* START The input *

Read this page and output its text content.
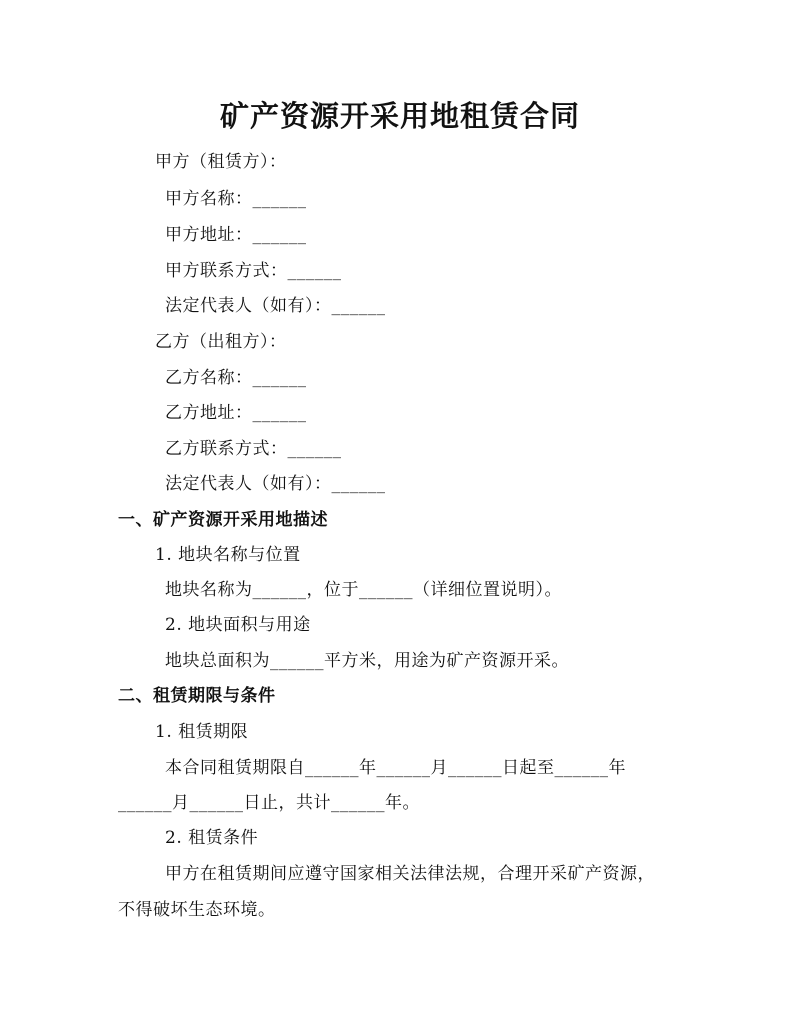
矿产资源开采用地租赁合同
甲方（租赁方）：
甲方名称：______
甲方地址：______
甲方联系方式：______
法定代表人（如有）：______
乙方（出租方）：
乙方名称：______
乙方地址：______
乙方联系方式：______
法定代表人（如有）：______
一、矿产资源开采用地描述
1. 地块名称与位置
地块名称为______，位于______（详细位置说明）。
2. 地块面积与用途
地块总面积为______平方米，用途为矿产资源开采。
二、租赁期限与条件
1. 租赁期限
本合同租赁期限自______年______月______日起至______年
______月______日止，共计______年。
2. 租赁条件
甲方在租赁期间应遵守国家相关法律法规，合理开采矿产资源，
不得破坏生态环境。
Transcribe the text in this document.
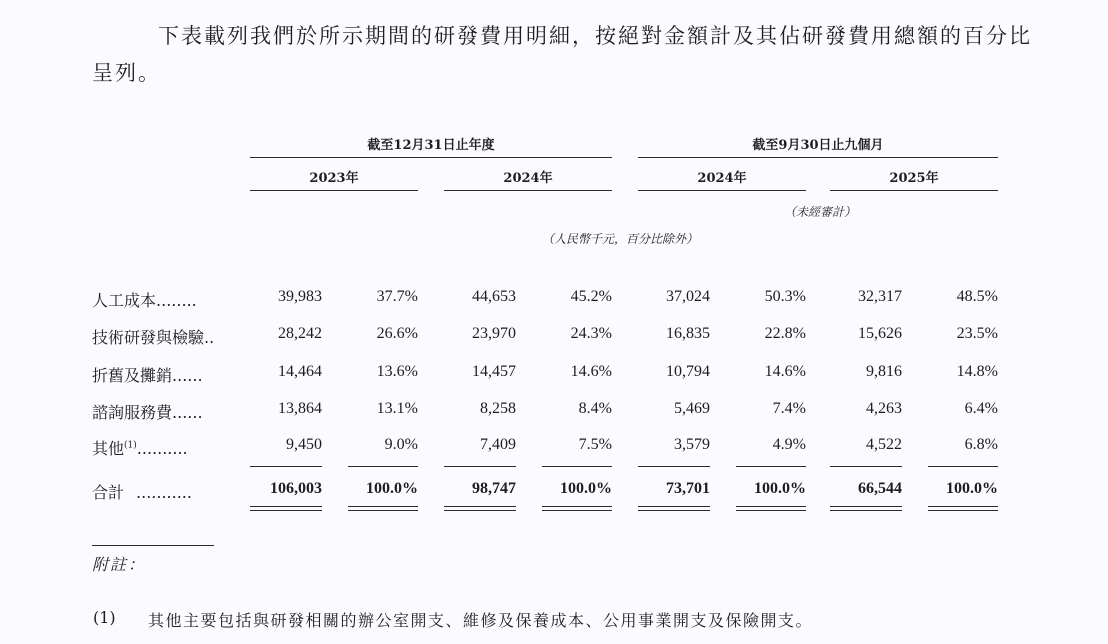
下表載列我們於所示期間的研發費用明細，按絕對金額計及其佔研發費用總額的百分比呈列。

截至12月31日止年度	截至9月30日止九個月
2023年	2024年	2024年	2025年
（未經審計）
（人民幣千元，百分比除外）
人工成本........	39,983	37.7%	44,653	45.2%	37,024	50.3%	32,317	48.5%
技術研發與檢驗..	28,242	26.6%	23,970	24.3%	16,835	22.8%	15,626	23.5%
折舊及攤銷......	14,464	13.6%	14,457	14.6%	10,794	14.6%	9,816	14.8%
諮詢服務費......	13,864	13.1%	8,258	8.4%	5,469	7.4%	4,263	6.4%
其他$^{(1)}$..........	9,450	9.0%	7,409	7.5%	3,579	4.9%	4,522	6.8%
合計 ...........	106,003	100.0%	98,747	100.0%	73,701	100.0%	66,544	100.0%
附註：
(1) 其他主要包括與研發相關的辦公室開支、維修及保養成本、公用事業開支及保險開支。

* END The input *
* START The input *

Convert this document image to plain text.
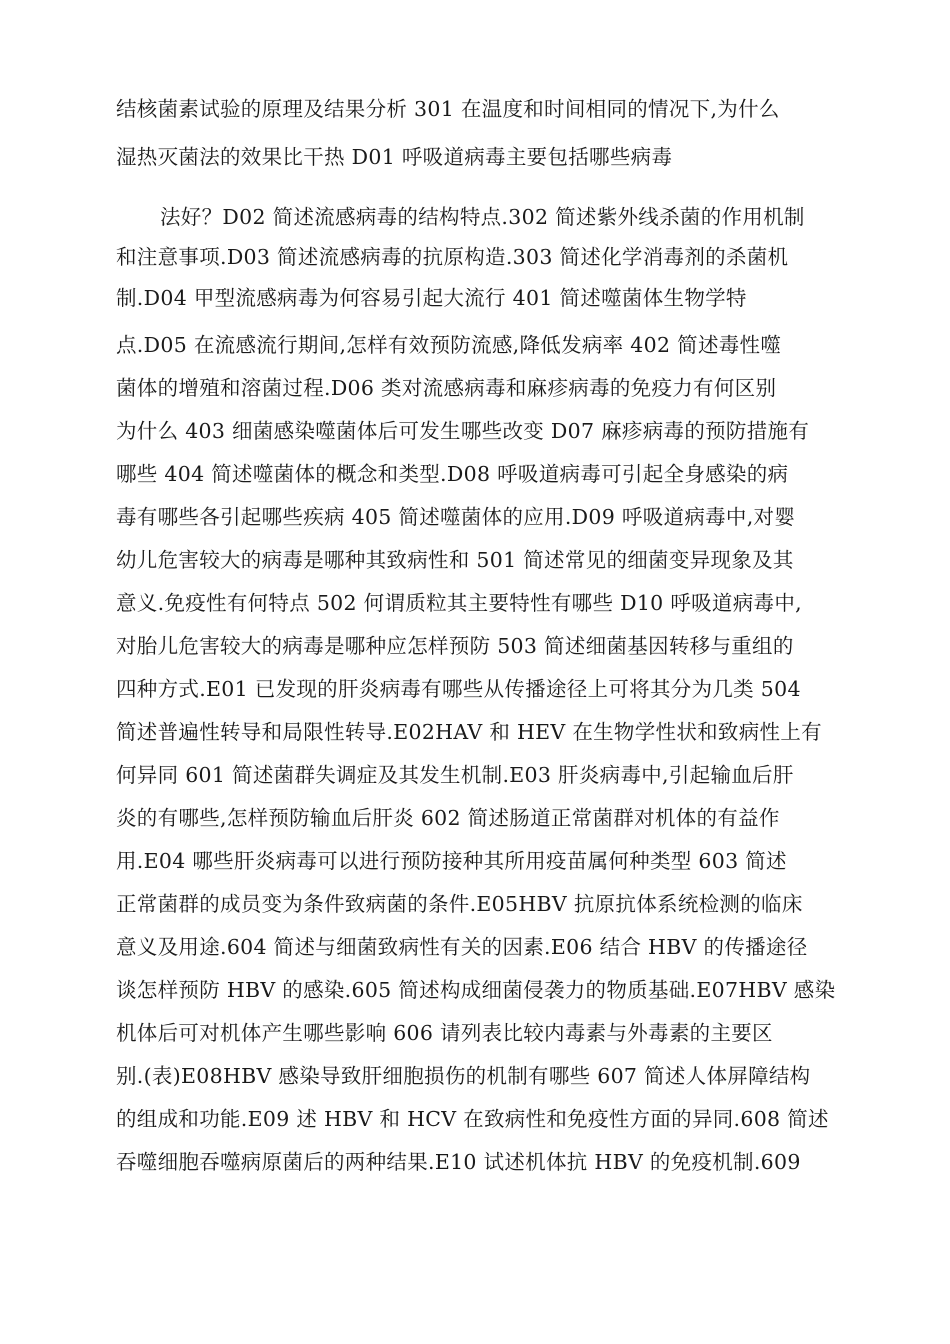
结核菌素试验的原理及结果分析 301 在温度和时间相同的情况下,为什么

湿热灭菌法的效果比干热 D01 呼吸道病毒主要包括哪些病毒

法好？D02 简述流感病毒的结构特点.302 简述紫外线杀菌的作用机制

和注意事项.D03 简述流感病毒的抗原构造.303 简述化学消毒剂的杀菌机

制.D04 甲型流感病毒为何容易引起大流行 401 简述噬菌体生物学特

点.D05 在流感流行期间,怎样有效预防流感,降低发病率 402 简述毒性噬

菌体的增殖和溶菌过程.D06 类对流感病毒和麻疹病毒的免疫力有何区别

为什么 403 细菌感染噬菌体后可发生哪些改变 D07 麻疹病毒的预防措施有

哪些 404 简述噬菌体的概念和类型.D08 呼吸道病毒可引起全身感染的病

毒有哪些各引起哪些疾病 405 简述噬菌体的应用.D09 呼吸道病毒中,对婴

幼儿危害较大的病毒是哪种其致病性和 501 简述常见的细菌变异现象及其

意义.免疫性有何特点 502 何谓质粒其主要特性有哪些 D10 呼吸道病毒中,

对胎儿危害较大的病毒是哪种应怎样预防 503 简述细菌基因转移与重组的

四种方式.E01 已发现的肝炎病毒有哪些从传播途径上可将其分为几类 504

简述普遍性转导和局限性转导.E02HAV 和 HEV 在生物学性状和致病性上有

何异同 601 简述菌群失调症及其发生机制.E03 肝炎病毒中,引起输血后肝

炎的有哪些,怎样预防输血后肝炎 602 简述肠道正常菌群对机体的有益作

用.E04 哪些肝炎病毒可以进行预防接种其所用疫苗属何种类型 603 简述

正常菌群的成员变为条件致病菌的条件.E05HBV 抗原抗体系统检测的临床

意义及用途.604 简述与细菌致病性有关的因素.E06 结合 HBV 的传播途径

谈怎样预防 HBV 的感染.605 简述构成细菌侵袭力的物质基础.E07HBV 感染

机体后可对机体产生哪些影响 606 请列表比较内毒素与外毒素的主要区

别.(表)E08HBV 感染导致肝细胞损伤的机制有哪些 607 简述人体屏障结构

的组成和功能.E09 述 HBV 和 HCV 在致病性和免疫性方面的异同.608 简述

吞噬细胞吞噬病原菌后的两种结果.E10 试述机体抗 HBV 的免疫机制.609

* END The input *
* START The input *

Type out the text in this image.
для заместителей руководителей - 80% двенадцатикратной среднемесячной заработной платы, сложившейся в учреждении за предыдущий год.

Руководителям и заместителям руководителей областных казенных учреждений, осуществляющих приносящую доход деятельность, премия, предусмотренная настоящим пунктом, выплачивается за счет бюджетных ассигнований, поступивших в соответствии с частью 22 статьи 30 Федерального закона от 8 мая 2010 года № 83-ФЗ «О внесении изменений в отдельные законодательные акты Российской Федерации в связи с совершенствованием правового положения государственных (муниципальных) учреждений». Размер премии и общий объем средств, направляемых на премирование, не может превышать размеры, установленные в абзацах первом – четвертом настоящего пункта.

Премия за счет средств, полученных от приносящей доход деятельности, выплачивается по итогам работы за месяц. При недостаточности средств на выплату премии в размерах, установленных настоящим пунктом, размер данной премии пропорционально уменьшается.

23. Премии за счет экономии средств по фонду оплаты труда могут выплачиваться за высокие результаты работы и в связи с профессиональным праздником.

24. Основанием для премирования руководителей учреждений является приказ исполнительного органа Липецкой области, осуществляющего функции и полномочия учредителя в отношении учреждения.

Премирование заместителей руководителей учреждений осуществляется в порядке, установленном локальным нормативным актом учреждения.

* END The input *

- Directions for this task -
Search the records for the word "text" and copy every line where it occurs.

- Full answer -
Read this page and output its text content.
Transcribe the text in this document.
Convert this document image to plain text.
Type out the text in this image.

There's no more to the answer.